Text to read |
——————

The “go-slow” kind of expansion in the Purchasing Managers Index (PMI) reading of the manufacturing sector may be signalling slow economic growth in the third quarter.
The Central Bank of Nigeria (CBN) on Friday released the PMI reading, which shows the manufacturing sector of the economy grew at 57.1 index point in August compared to 56.8 recorded in the month of July.
A review of the manufacturing PMI since April 2018 to the current level indicates that growth has been minimal, indicating that the Gross Domestic Product might likely not be above 2 percent in the next three months.
In April, the manufacturing PMI stood at 56.9 point. It dropped by 0.4 points to 56.5 in May, rose to 57.0 in June, but declined to 56.8 in July.
“We would not be surprise to see the economy grow at a slower pace in Q3:2018 relative to Q2:2018 due to the delay in the implementation of the 2018 budget. We have not seen any drastic policy announcement to bolster economic performance in Q3:208 especially for the manufacturing sector,” said Ayodeji Ebo, managing director, Afrinvest Securities limited.
Ebo said the new CBN policy to advance loans to the manufacturing and agriculture sectors at single digit still looks very sketchy and that focus is shifting to the upcoming general elections with less economic activity by the principal actors.

——————

Recorded data |

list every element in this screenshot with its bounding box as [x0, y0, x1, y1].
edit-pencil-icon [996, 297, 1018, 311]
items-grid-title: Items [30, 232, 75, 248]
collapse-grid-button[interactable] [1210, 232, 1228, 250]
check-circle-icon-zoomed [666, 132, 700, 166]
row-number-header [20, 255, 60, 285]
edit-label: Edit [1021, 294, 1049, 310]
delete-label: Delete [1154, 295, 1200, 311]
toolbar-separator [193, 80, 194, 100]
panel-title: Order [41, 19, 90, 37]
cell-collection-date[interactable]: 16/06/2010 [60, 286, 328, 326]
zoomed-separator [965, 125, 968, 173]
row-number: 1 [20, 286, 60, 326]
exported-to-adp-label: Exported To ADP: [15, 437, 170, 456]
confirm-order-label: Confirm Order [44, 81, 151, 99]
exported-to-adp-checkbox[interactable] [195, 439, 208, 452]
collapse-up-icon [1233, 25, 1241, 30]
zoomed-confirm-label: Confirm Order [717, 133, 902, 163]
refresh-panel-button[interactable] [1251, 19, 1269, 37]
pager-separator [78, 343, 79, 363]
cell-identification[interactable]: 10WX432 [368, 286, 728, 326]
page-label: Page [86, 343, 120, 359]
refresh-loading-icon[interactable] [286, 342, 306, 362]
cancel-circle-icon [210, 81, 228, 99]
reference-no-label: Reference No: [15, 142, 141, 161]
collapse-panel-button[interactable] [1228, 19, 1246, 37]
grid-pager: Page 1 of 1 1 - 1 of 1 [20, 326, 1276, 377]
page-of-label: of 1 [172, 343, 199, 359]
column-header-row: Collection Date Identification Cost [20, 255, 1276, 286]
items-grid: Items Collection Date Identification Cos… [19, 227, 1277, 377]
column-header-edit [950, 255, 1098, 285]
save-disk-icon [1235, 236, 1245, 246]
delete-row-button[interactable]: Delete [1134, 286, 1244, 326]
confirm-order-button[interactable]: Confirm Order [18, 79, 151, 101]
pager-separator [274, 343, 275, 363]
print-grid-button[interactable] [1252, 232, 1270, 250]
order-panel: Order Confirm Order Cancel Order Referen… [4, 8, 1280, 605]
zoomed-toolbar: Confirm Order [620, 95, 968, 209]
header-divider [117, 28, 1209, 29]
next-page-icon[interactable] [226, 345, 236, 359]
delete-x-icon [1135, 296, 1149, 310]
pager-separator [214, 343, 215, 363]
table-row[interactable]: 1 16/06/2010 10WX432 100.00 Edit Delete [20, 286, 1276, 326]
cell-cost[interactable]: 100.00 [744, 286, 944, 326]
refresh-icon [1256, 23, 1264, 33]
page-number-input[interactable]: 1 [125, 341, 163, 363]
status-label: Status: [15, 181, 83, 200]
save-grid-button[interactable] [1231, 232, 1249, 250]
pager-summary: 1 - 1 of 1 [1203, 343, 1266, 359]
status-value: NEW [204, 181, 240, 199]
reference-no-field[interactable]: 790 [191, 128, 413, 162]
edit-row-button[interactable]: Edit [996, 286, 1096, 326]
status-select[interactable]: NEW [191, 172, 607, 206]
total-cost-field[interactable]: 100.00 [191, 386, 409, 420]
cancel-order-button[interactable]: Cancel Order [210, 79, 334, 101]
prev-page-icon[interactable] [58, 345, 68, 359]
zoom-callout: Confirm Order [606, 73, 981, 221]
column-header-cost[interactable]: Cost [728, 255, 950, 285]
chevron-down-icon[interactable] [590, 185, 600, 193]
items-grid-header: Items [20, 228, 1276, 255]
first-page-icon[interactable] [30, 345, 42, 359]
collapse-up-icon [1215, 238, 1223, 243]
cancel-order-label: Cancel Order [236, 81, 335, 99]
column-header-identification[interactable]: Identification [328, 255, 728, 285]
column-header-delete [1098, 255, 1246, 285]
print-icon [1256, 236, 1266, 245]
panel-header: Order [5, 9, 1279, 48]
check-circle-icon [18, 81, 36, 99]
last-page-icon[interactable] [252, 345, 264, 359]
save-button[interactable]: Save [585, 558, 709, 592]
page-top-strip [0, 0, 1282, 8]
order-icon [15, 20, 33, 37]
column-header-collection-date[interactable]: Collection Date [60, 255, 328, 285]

——————

What you will do |
A: List each month the article on Nigeria's manufacturing PMI mentions, along with the PMI reading it gives for that month.
B: Print the article on Nigeria's manufacturing PMI from "The Central Bank" up to and including "month of July.".
C: According to the article on Nigeria's manufacturing PMI, what position does Ayodeji Ebo hold?
The lines are not needed for any of this work.

Solutions below |
A:
April: 56.9
May: 56.5
June: 57.0
July: 56.8
August: 57.1

B:
The Central Bank of Nigeria (CBN) on Friday released the PMI reading, which shows the manufacturing sector of the economy grew at 57.1 index point in August compared to 56.8 recorded in the month of July.

C: Managing director of Afrinvest Securities limited.